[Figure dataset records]
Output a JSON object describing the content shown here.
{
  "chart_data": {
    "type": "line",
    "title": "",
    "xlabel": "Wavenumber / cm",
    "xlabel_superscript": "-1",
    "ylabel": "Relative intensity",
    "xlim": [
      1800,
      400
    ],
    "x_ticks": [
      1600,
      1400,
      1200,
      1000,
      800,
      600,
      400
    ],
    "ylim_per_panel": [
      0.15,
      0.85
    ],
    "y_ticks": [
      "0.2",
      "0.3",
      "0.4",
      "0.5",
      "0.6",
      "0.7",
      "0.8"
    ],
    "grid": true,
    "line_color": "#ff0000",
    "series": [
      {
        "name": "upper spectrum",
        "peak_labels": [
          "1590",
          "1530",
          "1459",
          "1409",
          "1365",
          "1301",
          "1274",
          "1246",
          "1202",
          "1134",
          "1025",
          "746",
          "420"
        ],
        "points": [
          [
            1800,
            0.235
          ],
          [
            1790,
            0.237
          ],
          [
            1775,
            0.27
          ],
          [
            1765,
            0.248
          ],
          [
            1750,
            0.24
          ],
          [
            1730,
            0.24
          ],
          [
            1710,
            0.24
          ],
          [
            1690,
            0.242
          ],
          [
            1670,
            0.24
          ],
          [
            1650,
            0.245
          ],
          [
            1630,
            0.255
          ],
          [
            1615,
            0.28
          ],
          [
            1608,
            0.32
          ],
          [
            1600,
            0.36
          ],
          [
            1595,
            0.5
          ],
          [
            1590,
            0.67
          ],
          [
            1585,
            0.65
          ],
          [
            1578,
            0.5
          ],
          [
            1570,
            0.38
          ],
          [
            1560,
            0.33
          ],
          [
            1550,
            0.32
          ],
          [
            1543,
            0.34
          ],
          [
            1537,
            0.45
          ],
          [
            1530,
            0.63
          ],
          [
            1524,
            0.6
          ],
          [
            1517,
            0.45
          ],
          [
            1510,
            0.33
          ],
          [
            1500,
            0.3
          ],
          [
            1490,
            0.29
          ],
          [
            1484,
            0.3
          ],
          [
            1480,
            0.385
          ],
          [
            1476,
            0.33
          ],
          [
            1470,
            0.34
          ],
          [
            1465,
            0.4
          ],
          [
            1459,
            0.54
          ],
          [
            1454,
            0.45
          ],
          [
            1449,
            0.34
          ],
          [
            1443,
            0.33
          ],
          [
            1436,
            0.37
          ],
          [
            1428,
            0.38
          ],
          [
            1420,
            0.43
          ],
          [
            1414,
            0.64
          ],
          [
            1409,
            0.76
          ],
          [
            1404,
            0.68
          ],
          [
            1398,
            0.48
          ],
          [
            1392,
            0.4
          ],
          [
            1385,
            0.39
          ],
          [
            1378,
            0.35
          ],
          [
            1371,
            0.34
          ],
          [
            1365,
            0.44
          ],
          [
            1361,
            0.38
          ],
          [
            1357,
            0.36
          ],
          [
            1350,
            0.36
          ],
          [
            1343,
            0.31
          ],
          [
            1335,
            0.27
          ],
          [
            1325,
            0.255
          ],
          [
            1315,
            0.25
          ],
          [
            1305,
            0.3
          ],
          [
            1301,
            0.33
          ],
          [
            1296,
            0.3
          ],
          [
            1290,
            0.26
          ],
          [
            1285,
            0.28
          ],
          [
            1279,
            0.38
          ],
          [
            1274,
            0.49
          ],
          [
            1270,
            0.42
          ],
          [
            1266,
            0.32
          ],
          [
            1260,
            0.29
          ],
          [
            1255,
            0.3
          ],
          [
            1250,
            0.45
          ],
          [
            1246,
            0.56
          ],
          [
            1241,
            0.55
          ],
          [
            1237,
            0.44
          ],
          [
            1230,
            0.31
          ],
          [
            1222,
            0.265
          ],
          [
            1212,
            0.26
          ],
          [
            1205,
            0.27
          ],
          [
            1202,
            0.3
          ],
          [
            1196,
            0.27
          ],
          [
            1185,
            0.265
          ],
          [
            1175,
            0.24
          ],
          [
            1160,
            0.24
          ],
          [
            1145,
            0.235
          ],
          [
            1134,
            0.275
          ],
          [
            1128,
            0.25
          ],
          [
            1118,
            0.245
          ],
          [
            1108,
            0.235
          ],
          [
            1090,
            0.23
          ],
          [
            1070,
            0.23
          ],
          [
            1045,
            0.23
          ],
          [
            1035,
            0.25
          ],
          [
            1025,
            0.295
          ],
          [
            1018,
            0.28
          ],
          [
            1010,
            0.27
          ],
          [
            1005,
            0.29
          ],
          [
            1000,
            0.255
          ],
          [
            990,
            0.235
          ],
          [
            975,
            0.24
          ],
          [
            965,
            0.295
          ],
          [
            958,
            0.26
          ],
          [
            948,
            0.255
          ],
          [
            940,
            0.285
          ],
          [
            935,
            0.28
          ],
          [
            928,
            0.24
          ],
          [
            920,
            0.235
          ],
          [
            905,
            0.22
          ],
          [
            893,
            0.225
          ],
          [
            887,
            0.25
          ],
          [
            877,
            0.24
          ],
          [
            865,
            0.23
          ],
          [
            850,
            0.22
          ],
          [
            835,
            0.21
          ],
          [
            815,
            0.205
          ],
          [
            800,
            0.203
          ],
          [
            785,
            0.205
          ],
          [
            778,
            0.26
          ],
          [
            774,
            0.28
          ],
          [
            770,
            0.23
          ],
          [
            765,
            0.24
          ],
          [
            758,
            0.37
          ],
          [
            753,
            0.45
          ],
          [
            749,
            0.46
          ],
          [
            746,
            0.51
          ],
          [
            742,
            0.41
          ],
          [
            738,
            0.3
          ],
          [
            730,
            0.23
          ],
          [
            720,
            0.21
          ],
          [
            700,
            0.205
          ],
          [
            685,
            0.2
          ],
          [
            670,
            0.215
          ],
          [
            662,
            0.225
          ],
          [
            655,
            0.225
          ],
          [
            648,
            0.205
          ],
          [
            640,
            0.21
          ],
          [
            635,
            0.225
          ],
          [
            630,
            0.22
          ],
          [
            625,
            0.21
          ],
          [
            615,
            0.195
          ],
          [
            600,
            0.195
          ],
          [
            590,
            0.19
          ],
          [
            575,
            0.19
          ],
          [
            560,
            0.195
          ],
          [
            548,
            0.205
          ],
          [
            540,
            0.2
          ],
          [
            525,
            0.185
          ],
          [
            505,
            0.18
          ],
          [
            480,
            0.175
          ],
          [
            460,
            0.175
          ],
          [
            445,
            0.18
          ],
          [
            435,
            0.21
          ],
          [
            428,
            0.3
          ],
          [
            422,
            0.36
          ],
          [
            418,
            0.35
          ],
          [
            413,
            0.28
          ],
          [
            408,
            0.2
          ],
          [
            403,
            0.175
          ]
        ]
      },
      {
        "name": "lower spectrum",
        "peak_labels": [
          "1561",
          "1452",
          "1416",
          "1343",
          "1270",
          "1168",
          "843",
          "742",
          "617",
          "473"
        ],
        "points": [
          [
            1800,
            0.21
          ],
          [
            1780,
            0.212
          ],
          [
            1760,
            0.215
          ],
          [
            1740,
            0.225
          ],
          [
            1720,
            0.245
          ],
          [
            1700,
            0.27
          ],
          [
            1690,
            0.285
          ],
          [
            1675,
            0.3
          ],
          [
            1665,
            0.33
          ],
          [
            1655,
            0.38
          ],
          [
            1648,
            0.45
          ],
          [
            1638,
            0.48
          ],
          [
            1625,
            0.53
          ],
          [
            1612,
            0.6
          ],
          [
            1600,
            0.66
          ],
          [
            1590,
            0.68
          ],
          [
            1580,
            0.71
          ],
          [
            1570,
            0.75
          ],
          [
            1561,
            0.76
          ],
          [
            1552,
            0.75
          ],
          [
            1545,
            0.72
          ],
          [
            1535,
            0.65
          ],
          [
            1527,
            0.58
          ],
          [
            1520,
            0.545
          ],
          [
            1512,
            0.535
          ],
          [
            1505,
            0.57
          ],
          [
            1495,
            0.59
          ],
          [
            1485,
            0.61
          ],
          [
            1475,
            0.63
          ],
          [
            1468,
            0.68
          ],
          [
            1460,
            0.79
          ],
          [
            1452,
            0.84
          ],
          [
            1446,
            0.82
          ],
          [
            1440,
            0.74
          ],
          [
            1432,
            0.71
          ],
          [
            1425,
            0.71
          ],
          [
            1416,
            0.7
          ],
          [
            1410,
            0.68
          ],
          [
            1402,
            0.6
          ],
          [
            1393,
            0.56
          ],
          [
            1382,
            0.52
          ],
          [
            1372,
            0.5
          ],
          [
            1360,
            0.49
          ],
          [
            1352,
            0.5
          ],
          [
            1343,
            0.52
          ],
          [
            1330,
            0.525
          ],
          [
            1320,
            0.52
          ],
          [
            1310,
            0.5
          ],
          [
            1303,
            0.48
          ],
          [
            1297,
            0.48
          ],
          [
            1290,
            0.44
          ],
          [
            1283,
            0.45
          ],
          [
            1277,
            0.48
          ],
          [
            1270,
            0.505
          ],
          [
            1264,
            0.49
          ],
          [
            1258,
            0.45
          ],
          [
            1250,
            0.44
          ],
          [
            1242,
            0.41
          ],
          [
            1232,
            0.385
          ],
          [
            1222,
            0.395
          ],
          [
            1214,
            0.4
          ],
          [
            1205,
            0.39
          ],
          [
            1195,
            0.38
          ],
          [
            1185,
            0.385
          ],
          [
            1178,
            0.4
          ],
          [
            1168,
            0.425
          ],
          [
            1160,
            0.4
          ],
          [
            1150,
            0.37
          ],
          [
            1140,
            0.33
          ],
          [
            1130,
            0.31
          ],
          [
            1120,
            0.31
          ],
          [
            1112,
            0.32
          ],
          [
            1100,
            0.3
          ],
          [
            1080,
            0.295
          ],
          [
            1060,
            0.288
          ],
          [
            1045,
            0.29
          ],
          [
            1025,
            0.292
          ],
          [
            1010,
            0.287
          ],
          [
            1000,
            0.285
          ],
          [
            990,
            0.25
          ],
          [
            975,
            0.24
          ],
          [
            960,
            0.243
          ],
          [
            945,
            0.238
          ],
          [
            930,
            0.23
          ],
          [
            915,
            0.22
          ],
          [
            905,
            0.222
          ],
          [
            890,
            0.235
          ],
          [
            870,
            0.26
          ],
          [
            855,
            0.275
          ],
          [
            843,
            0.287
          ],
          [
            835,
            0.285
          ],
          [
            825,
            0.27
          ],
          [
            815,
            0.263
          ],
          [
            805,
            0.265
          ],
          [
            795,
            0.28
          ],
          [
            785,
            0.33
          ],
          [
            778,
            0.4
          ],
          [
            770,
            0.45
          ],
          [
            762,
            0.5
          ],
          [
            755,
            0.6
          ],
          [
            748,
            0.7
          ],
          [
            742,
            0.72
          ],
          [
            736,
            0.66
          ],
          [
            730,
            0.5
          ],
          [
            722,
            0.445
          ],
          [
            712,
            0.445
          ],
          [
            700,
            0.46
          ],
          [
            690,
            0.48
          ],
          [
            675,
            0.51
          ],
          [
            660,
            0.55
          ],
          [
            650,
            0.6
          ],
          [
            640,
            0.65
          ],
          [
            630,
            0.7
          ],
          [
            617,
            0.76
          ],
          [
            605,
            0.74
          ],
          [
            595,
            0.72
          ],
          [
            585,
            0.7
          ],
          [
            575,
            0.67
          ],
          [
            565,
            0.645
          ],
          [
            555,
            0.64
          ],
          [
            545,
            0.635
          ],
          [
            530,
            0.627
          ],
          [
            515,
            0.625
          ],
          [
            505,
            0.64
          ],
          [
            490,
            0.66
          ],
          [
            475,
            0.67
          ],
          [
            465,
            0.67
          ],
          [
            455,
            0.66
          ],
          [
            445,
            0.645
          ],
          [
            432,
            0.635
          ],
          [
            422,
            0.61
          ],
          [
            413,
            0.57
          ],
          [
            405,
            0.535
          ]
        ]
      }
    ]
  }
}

EXERCISE INSTRUCTIONS — Show every line of the listing in which the string "name" can be found.

ANSWER BELOW —
        "name": "upper spectrum",
        "name": "lower spectrum",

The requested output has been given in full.